**Given request:** Every entry must be given again exactly.

**Task input:**
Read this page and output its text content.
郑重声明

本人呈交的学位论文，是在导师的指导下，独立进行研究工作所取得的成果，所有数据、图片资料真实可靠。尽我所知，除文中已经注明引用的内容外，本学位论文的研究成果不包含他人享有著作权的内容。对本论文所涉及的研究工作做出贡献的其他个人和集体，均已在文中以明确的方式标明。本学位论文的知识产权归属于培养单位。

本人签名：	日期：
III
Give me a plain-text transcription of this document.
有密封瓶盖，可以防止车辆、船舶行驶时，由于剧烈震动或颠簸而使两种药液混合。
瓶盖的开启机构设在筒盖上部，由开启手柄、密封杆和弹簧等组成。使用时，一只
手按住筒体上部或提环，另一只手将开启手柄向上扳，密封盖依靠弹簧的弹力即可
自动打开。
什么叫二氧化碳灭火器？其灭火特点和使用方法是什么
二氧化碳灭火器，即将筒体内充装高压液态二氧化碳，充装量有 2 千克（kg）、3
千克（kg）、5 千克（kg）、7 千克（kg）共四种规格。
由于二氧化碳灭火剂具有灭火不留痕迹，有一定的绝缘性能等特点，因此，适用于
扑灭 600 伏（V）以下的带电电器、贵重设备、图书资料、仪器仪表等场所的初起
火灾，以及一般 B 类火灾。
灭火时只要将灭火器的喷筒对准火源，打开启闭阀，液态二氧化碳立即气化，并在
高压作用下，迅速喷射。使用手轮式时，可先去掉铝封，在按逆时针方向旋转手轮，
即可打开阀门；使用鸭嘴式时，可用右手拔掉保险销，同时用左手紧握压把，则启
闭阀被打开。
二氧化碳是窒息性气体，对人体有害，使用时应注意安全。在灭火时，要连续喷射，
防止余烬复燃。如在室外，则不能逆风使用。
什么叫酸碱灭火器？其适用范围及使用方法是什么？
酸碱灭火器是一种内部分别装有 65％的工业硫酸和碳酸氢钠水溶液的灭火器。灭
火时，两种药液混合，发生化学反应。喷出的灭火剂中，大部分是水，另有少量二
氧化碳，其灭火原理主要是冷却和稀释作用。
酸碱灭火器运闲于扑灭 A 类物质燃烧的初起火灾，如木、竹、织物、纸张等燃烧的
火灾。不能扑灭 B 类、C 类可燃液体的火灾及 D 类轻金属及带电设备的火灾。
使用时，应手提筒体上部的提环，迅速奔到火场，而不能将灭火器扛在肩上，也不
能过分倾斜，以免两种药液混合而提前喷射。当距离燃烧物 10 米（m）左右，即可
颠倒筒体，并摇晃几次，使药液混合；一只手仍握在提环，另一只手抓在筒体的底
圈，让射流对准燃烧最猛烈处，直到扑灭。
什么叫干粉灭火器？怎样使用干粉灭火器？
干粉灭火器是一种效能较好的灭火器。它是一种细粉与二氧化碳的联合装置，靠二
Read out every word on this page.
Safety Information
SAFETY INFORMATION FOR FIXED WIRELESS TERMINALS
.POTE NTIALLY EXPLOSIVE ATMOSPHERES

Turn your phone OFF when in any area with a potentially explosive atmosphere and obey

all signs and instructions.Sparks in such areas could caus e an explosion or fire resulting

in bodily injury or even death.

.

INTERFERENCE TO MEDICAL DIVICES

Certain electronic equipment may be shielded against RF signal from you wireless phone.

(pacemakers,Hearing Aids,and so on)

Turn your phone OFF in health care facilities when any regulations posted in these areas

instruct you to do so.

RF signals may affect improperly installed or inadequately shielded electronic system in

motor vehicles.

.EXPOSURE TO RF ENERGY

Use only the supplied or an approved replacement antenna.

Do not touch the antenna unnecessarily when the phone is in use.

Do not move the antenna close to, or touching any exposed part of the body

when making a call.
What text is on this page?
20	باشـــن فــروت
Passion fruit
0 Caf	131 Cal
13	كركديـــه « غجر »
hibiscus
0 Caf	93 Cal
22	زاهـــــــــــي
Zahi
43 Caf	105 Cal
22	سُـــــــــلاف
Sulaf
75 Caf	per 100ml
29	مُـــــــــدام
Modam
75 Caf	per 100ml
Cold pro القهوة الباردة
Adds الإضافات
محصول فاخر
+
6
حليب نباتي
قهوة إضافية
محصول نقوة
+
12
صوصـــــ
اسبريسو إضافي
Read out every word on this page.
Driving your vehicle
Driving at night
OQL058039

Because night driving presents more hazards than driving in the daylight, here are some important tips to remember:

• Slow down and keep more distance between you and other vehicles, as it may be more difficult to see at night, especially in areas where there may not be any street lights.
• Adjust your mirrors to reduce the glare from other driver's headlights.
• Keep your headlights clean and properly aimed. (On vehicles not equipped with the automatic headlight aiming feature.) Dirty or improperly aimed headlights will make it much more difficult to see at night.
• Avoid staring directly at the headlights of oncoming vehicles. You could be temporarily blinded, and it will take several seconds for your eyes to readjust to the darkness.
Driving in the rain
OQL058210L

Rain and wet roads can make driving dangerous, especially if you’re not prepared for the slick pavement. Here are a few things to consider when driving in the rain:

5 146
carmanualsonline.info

**Response to this exercise:**
Read this page and output its text content.
郑重声明

本人呈交的学位论文，是在导师的指导下，独立进行研究工作所取得的成果，所有数据、图片资料真实可靠。尽我所知，除文中已经注明引用的内容外，本学位论文的研究成果不包含他人享有著作权的内容。对本论文所涉及的研究工作做出贡献的其他个人和集体，均已在文中以明确的方式标明。本学位论文的知识产权归属于培养单位。

本人签名：	日期：
III
Give me a plain-text transcription of this document.
有密封瓶盖，可以防止车辆、船舶行驶时，由于剧烈震动或颠簸而使两种药液混合。
瓶盖的开启机构设在筒盖上部，由开启手柄、密封杆和弹簧等组成。使用时，一只
手按住筒体上部或提环，另一只手将开启手柄向上扳，密封盖依靠弹簧的弹力即可
自动打开。
什么叫二氧化碳灭火器？其灭火特点和使用方法是什么
二氧化碳灭火器，即将筒体内充装高压液态二氧化碳，充装量有 2 千克（kg）、3
千克（kg）、5 千克（kg）、7 千克（kg）共四种规格。
由于二氧化碳灭火剂具有灭火不留痕迹，有一定的绝缘性能等特点，因此，适用于
扑灭 600 伏（V）以下的带电电器、贵重设备、图书资料、仪器仪表等场所的初起
火灾，以及一般 B 类火灾。
灭火时只要将灭火器的喷筒对准火源，打开启闭阀，液态二氧化碳立即气化，并在
高压作用下，迅速喷射。使用手轮式时，可先去掉铝封，在按逆时针方向旋转手轮，
即可打开阀门；使用鸭嘴式时，可用右手拔掉保险销，同时用左手紧握压把，则启
闭阀被打开。
二氧化碳是窒息性气体，对人体有害，使用时应注意安全。在灭火时，要连续喷射，
防止余烬复燃。如在室外，则不能逆风使用。
什么叫酸碱灭火器？其适用范围及使用方法是什么？
酸碱灭火器是一种内部分别装有 65％的工业硫酸和碳酸氢钠水溶液的灭火器。灭
火时，两种药液混合，发生化学反应。喷出的灭火剂中，大部分是水，另有少量二
氧化碳，其灭火原理主要是冷却和稀释作用。
酸碱灭火器运闲于扑灭 A 类物质燃烧的初起火灾，如木、竹、织物、纸张等燃烧的
火灾。不能扑灭 B 类、C 类可燃液体的火灾及 D 类轻金属及带电设备的火灾。
使用时，应手提筒体上部的提环，迅速奔到火场，而不能将灭火器扛在肩上，也不
能过分倾斜，以免两种药液混合而提前喷射。当距离燃烧物 10 米（m）左右，即可
颠倒筒体，并摇晃几次，使药液混合；一只手仍握在提环，另一只手抓在筒体的底
圈，让射流对准燃烧最猛烈处，直到扑灭。
什么叫干粉灭火器？怎样使用干粉灭火器？
干粉灭火器是一种效能较好的灭火器。它是一种细粉与二氧化碳的联合装置，靠二
Read out every word on this page.
Safety Information
SAFETY INFORMATION FOR FIXED WIRELESS TERMINALS
.POTE NTIALLY EXPLOSIVE ATMOSPHERES

Turn your phone OFF when in any area with a potentially explosive atmosphere and obey

all signs and instructions.Sparks in such areas could caus e an explosion or fire resulting

in bodily injury or even death.

.

INTERFERENCE TO MEDICAL DIVICES

Certain electronic equipment may be shielded against RF signal from you wireless phone.

(pacemakers,Hearing Aids,and so on)

Turn your phone OFF in health care facilities when any regulations posted in these areas

instruct you to do so.

RF signals may affect improperly installed or inadequately shielded electronic system in

motor vehicles.

.EXPOSURE TO RF ENERGY

Use only the supplied or an approved replacement antenna.

Do not touch the antenna unnecessarily when the phone is in use.

Do not move the antenna close to, or touching any exposed part of the body

when making a call.
What text is on this page?
20	باشـــن فــروت
Passion fruit
0 Caf	131 Cal
13	كركديـــه « غجر »
hibiscus
0 Caf	93 Cal
22	زاهـــــــــــي
Zahi
43 Caf	105 Cal
22	سُـــــــــلاف
Sulaf
75 Caf	per 100ml
29	مُـــــــــدام
Modam
75 Caf	per 100ml
Cold pro القهوة الباردة
Adds الإضافات
محصول فاخر
+
6
حليب نباتي
قهوة إضافية
محصول نقوة
+
12
صوصـــــ
اسبريسو إضافي
Read out every word on this page.
Driving your vehicle
Driving at night
OQL058039

Because night driving presents more hazards than driving in the daylight, here are some important tips to remember:

• Slow down and keep more distance between you and other vehicles, as it may be more difficult to see at night, especially in areas where there may not be any street lights.
• Adjust your mirrors to reduce the glare from other driver's headlights.
• Keep your headlights clean and properly aimed. (On vehicles not equipped with the automatic headlight aiming feature.) Dirty or improperly aimed headlights will make it much more difficult to see at night.
• Avoid staring directly at the headlights of oncoming vehicles. You could be temporarily blinded, and it will take several seconds for your eyes to readjust to the darkness.
Driving in the rain
OQL058210L

Rain and wet roads can make driving dangerous, especially if you’re not prepared for the slick pavement. Here are a few things to consider when driving in the rain:

5 146
carmanualsonline.info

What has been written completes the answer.